**Source records**
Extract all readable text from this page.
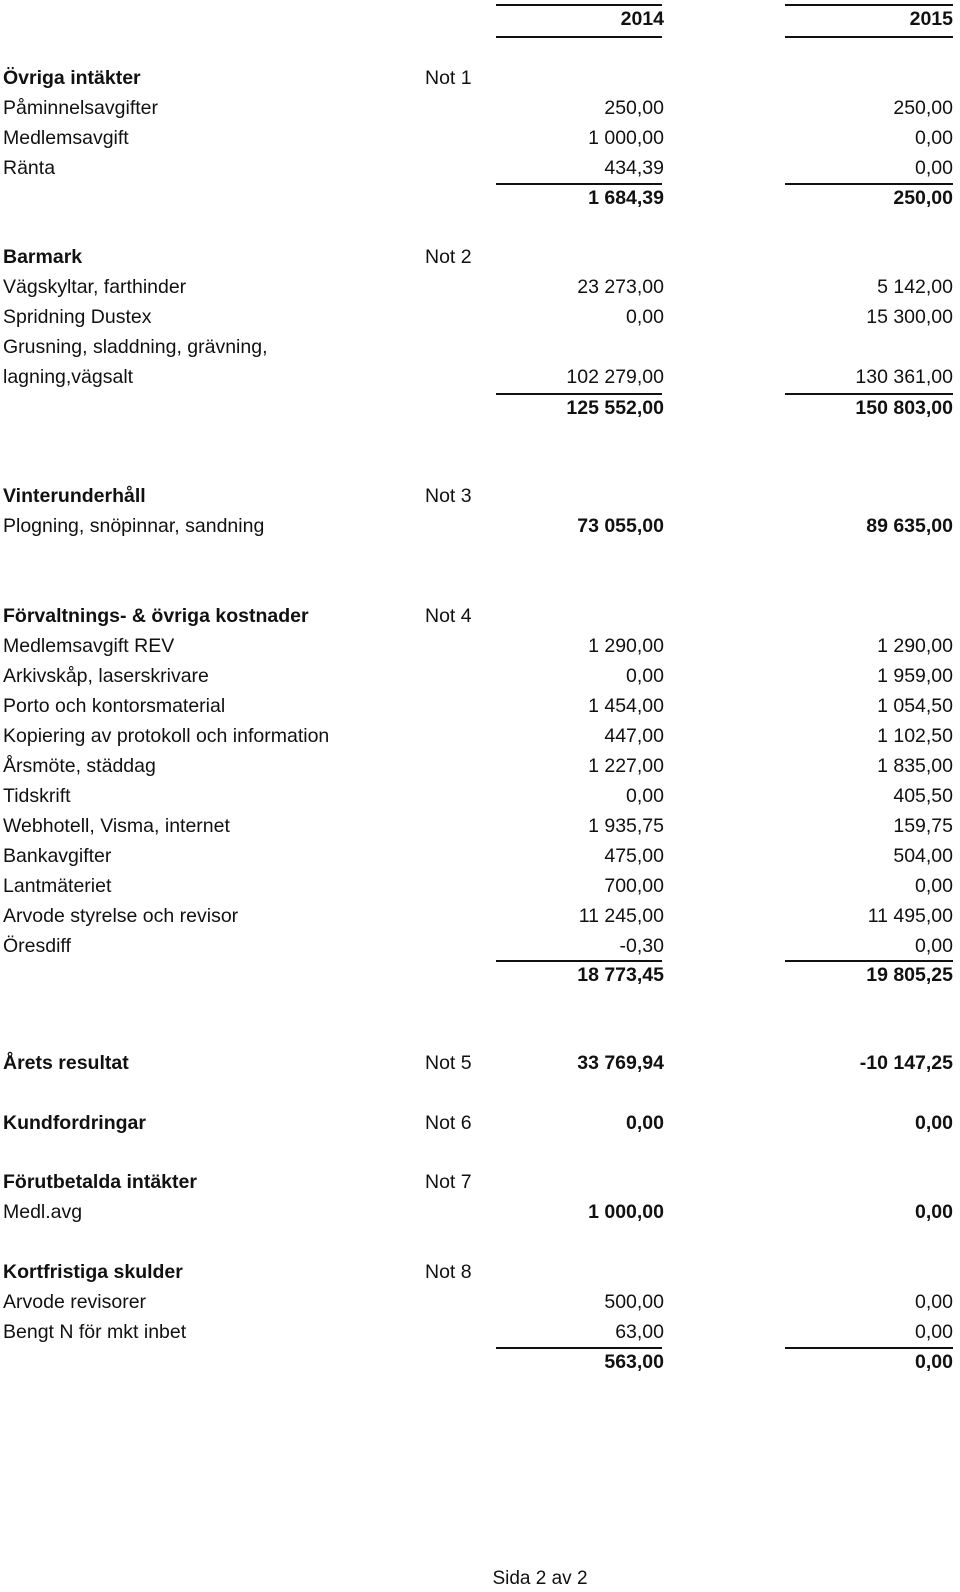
2014	2015
Övriga intäkter	Not 1
Påminnelsavgifter	250,00	250,00
Medlemsavgift	1 000,00	0,00
Ränta	434,39	0,00
1 684,39	250,00
Barmark	Not 2
Vägskyltar, farthinder	23 273,00	5 142,00
Spridning Dustex	0,00	15 300,00
Grusning, sladdning, grävning,
lagning,vägsalt	102 279,00	130 361,00
125 552,00	150 803,00
Vinterunderhåll	Not 3
Plogning, snöpinnar, sandning	73 055,00	89 635,00
Förvaltnings- & övriga kostnader	Not 4
Medlemsavgift REV	1 290,00	1 290,00
Arkivskåp, laserskrivare	0,00	1 959,00
Porto och kontorsmaterial	1 454,00	1 054,50
Kopiering av protokoll och information	447,00	1 102,50
Årsmöte, städdag	1 227,00	1 835,00
Tidskrift	0,00	405,50
Webhotell, Visma, internet	1 935,75	159,75
Bankavgifter	475,00	504,00
Lantmäteriet	700,00	0,00
Arvode styrelse och revisor	11 245,00	11 495,00
Öresdiff	-0,30	0,00
18 773,45	19 805,25
Årets resultat	Not 5	33 769,94	-10 147,25
Kundfordringar	Not 6	0,00	0,00
Förutbetalda intäkter	Not 7
Medl.avg	1 000,00	0,00
Kortfristiga skulder	Not 8
Arvode revisorer	500,00	0,00
Bengt N för mkt inbet	63,00	0,00
563,00	0,00
Sida 2 av 2
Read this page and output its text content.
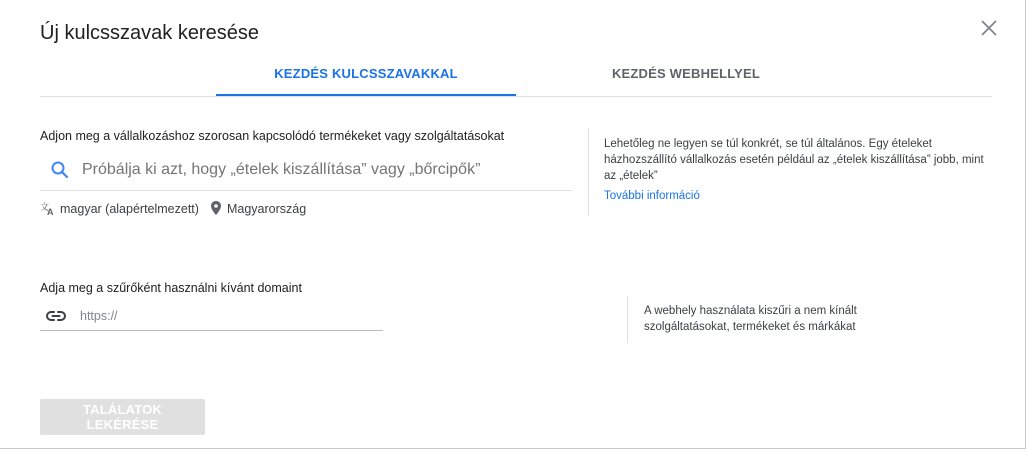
Új kulcsszavak keresése
KEZDÉS KULCSSZAVAKKAL	KEZDÉS WEBHELLYEL
Adjon meg a vállalkozáshoz szorosan kapcsolódó termékeket vagy szolgáltatásokat
Próbálja ki azt, hogy „ételek kiszállítása” vagy „bőrcipők”
文
A magyar (alapértelmezett) Magyarország
Lehetőleg ne legyen se túl konkrét, se túl általános. Egy ételeket házhozszállító vállalkozás esetén például az „ételek kiszállítása” jobb, mint az „ételek”
További információ
Adja meg a szűrőként használni kívánt domaint
https://
A webhely használata kiszűri a nem kínált szolgáltatásokat, termékeket és márkákat
TALÁLATOK LEKÉRÉSE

**What you have to do**
Pictures are excluded; copy all other data exactly as shown.

**Completed task**
Extract all readable text from this page.
2014	2015
Övriga intäkter	Not 1
Påminnelsavgifter	250,00	250,00
Medlemsavgift	1 000,00	0,00
Ränta	434,39	0,00
1 684,39	250,00
Barmark	Not 2
Vägskyltar, farthinder	23 273,00	5 142,00
Spridning Dustex	0,00	15 300,00
Grusning, sladdning, grävning,
lagning,vägsalt	102 279,00	130 361,00
125 552,00	150 803,00
Vinterunderhåll	Not 3
Plogning, snöpinnar, sandning	73 055,00	89 635,00
Förvaltnings- & övriga kostnader	Not 4
Medlemsavgift REV	1 290,00	1 290,00
Arkivskåp, laserskrivare	0,00	1 959,00
Porto och kontorsmaterial	1 454,00	1 054,50
Kopiering av protokoll och information	447,00	1 102,50
Årsmöte, städdag	1 227,00	1 835,00
Tidskrift	0,00	405,50
Webhotell, Visma, internet	1 935,75	159,75
Bankavgifter	475,00	504,00
Lantmäteriet	700,00	0,00
Arvode styrelse och revisor	11 245,00	11 495,00
Öresdiff	-0,30	0,00
18 773,45	19 805,25
Årets resultat	Not 5	33 769,94	-10 147,25
Kundfordringar	Not 6	0,00	0,00
Förutbetalda intäkter	Not 7
Medl.avg	1 000,00	0,00
Kortfristiga skulder	Not 8
Arvode revisorer	500,00	0,00
Bengt N för mkt inbet	63,00	0,00
563,00	0,00
Sida 2 av 2
Read this page and output its text content.
Új kulcsszavak keresése
KEZDÉS KULCSSZAVAKKAL	KEZDÉS WEBHELLYEL
Adjon meg a vállalkozáshoz szorosan kapcsolódó termékeket vagy szolgáltatásokat
Próbálja ki azt, hogy „ételek kiszállítása” vagy „bőrcipők”
文
A magyar (alapértelmezett) Magyarország
Lehetőleg ne legyen se túl konkrét, se túl általános. Egy ételeket házhozszállító vállalkozás esetén például az „ételek kiszállítása” jobb, mint az „ételek”
További információ
Adja meg a szűrőként használni kívánt domaint
https://
A webhely használata kiszűri a nem kínált szolgáltatásokat, termékeket és márkákat
TALÁLATOK LEKÉRÉSE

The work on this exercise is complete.